[EXTRACTED ENTRIES start]
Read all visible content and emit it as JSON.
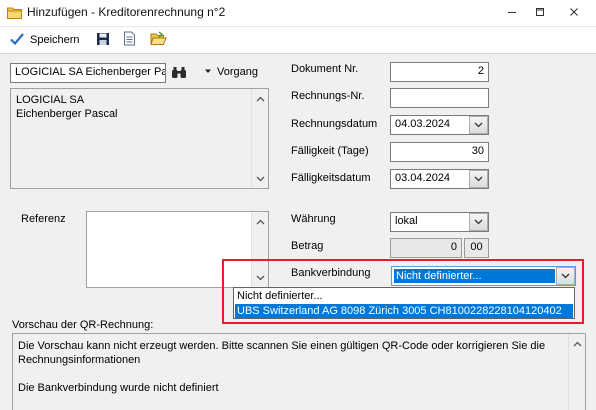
{
  "window": {
    "title": "Hinzufügen - Kreditorenrechnung n°2",
    "icons": [
      "app-folder-icon",
      "minimize-icon",
      "restore-icon",
      "close-icon"
    ]
  },
  "toolbar": {
    "save_label": "Speichern",
    "icons": [
      "checkmark-icon",
      "floppy-disk-icon",
      "document-icon",
      "open-folder-icon"
    ]
  },
  "creditor": {
    "value": "LOGICIAL SA Eichenberger Pa:",
    "binoculars_icon": "binoculars-icon",
    "vorgang_label": "Vorgang",
    "address_line1": "LOGICIAL SA",
    "address_line2": "Eichenberger Pascal"
  },
  "fields": {
    "dokument_nr_label": "Dokument Nr.",
    "dokument_nr_value": "2",
    "rechnungs_nr_label": "Rechnungs-Nr.",
    "rechnungs_nr_value": "",
    "rechnungsdatum_label": "Rechnungsdatum",
    "rechnungsdatum_value": "04.03.2024",
    "faelligkeit_label": "Fälligkeit (Tage)",
    "faelligkeit_value": "30",
    "faelligkeitsdatum_label": "Fälligkeitsdatum",
    "faelligkeitsdatum_value": "03.04.2024"
  },
  "referenz": {
    "label": "Referenz",
    "value": ""
  },
  "waehrung": {
    "label": "Währung",
    "value": "lokal"
  },
  "betrag": {
    "label": "Betrag",
    "amount": "0",
    "cents": "00"
  },
  "bankverbindung": {
    "label": "Bankverbindung",
    "selected": "Nicht definierter...",
    "options": [
      "Nicht definierter...",
      "UBS Switzerland AG 8098 Zürich 3005 CH8100228228104120402"
    ],
    "highlighted_index": 1
  },
  "qr_preview": {
    "label": "Vorschau der QR-Rechnung:",
    "line1": "Die Vorschau kann nicht erzeugt werden. Bitte scannen Sie einen gültigen QR-Code oder korrigieren Sie die",
    "line2": "Rechnungsinformationen",
    "line3": "Die Bankverbindung wurde nicht definiert"
  },
  "colors": {
    "selection": "#0078d7",
    "highlight_frame": "#e41e2b",
    "form_background": "#f0f0f0"
  }
}
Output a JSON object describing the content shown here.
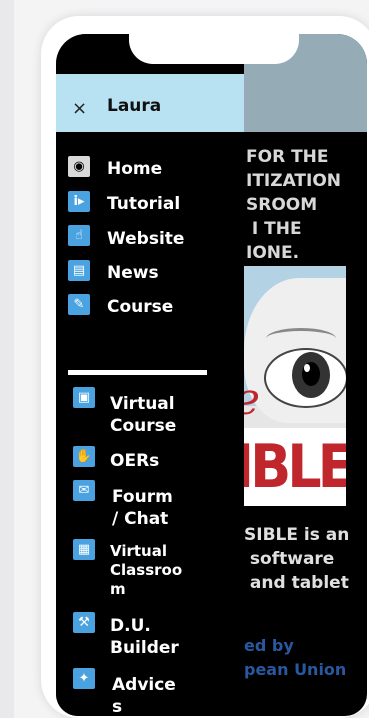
{
  "drawer": {
    "close_icon": "×",
    "user_name": "Laura",
    "items_top": [
      {
        "label": "Home",
        "icon": "eye-icon",
        "glyph": "◉"
      },
      {
        "label": "Tutorial",
        "icon": "info-play-icon",
        "glyph": "i▸"
      },
      {
        "label": "Website",
        "icon": "pointer-icon",
        "glyph": "☝"
      },
      {
        "label": "News",
        "icon": "news-icon",
        "glyph": "▤"
      },
      {
        "label": "Course",
        "icon": "course-icon",
        "glyph": "✎"
      }
    ],
    "items_bottom": [
      {
        "label": "Virtual\nCourse",
        "icon": "folder-icon",
        "glyph": "▣"
      },
      {
        "label": "OERs",
        "icon": "hand-icon",
        "glyph": "✋"
      },
      {
        "label": "Fourm\n/ Chat",
        "icon": "chat-icon",
        "glyph": "✉"
      },
      {
        "label": "Virtual\nClassroo\nm",
        "icon": "classroom-icon",
        "glyph": "▦"
      },
      {
        "label": "D.U.\nBuilder",
        "icon": "builder-icon",
        "glyph": "⚒"
      },
      {
        "label": "Advice\ns",
        "icon": "lightbulb-icon",
        "glyph": "✦"
      }
    ]
  },
  "background": {
    "heading": "FOR THE\nITIZATION\nSROOM\n I THE\nIONE.",
    "poster_text": "IBLE",
    "desc": "SIBLE is an\n software\n and tablet",
    "funding": "ed by\npean Union"
  }
}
[EXTRACTED ENTRIES end]
Gather all lines of the records that include the word "Eichenberger".

    "value": "LOGICIAL SA Eichenberger Pa:",
    "address_line2": "Eichenberger Pascal"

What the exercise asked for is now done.